■ Directions for this task: In the material below, list every line carrying the string "title".

(Dataset rows about figures)
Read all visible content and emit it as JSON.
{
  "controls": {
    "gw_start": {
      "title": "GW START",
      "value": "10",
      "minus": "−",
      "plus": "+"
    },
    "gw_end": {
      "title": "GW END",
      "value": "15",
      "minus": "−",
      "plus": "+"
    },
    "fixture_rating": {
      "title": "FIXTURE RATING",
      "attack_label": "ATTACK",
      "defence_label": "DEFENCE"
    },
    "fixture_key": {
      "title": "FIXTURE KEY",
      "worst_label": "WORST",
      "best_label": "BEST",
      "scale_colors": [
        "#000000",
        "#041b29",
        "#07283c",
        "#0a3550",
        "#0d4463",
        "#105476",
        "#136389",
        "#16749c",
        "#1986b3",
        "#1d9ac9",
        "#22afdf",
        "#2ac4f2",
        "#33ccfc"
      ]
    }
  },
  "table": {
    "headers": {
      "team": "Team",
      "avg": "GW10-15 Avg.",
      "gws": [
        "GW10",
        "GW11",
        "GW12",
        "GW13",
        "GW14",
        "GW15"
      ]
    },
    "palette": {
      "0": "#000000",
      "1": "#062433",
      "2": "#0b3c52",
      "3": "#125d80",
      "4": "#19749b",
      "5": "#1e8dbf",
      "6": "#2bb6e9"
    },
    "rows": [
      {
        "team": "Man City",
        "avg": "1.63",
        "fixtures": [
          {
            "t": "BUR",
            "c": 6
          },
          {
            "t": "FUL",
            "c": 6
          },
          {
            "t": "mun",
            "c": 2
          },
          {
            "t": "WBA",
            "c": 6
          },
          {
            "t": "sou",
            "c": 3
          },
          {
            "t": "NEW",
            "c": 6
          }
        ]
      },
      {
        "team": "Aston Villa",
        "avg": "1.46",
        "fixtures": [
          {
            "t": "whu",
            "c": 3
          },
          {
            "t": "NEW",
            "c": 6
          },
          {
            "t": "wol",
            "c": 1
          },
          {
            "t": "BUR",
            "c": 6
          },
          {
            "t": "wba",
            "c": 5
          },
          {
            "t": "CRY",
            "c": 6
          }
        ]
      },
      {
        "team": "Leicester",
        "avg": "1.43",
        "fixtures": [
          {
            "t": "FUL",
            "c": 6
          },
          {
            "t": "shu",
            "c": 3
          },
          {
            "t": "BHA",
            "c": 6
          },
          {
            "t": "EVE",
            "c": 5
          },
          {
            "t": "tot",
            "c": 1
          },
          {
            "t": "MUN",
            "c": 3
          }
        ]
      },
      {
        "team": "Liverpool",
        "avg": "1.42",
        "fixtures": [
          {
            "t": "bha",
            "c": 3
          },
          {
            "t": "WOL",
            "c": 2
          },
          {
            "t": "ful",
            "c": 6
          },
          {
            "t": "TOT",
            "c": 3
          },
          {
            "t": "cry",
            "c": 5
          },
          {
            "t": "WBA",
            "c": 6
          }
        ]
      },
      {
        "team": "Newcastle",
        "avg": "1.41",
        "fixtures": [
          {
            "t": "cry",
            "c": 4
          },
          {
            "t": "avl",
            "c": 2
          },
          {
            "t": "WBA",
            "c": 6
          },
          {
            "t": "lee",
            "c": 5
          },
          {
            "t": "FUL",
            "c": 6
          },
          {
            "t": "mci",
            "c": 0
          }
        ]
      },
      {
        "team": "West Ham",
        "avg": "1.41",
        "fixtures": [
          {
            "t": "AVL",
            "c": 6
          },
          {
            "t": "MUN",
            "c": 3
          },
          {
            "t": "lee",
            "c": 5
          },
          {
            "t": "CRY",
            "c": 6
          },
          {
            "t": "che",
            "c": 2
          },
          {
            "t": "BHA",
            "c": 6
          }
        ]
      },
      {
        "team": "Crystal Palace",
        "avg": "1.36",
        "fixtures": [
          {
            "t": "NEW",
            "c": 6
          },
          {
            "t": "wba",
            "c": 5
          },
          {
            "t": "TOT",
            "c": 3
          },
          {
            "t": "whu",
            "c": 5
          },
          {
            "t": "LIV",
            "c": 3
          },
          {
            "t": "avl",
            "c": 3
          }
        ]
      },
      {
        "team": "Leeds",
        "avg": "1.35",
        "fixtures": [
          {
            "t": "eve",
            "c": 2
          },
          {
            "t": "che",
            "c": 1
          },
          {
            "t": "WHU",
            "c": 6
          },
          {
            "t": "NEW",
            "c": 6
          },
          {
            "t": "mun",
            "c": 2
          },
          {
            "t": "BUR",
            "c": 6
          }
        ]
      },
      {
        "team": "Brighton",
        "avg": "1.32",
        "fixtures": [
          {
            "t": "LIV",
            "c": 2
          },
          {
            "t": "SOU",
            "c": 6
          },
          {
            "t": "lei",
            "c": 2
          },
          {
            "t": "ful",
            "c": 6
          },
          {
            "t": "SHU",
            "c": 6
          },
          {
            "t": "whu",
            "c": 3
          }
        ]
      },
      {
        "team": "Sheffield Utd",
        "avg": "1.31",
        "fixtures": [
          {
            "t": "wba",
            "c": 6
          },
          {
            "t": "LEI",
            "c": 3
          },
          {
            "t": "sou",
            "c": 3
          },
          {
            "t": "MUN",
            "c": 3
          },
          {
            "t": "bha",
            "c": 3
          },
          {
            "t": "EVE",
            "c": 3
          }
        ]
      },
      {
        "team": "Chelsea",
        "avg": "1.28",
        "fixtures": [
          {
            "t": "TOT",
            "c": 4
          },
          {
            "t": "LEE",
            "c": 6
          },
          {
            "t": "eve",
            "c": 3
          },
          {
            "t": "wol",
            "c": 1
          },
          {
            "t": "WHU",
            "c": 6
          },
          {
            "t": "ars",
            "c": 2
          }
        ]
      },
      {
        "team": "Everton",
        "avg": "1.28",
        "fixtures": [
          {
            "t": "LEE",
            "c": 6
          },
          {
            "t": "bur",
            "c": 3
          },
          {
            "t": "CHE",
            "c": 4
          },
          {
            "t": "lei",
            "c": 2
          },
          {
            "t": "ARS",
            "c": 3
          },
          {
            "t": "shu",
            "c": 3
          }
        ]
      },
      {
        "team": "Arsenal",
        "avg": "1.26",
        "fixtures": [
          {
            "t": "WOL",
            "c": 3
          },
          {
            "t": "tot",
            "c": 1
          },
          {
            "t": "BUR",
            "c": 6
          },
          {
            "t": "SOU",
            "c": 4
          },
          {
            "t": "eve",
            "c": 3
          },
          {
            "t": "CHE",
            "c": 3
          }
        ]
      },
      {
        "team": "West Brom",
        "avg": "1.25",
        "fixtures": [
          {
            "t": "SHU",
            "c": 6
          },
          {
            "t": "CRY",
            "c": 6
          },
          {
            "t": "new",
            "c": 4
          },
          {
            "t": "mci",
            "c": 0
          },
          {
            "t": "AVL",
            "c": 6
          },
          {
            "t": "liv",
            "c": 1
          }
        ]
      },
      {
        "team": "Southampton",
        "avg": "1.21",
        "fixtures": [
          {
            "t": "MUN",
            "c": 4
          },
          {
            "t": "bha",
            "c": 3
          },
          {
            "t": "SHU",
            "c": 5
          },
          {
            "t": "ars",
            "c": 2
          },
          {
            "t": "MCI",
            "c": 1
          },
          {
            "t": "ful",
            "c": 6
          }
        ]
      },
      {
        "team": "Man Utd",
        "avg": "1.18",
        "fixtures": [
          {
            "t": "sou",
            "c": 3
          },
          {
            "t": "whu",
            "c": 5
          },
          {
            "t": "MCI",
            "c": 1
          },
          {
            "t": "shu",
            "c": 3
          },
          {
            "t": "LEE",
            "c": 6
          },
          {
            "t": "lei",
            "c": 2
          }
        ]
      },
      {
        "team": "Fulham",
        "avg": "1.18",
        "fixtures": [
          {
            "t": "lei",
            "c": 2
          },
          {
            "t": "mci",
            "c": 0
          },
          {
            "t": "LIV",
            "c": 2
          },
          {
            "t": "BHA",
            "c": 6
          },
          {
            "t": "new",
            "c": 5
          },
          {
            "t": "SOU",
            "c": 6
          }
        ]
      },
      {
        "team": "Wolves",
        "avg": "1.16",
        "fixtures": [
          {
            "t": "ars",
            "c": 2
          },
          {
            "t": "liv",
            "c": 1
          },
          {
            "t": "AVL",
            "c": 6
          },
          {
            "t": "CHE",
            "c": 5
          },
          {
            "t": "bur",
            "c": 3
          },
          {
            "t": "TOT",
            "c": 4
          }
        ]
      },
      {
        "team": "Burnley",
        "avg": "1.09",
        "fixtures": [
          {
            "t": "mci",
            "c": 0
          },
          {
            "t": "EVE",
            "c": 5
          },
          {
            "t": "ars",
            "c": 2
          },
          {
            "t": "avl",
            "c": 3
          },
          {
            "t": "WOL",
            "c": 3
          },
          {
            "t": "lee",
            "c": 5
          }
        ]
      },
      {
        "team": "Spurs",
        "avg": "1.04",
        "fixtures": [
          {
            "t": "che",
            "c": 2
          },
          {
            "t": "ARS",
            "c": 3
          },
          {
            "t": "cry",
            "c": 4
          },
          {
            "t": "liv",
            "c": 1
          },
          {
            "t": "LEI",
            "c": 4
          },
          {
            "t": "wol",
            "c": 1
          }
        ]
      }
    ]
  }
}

■ Expected output:
      "title": "GW START",
      "title": "GW END",
      "title": "FIXTURE RATING",
      "title": "FIXTURE KEY",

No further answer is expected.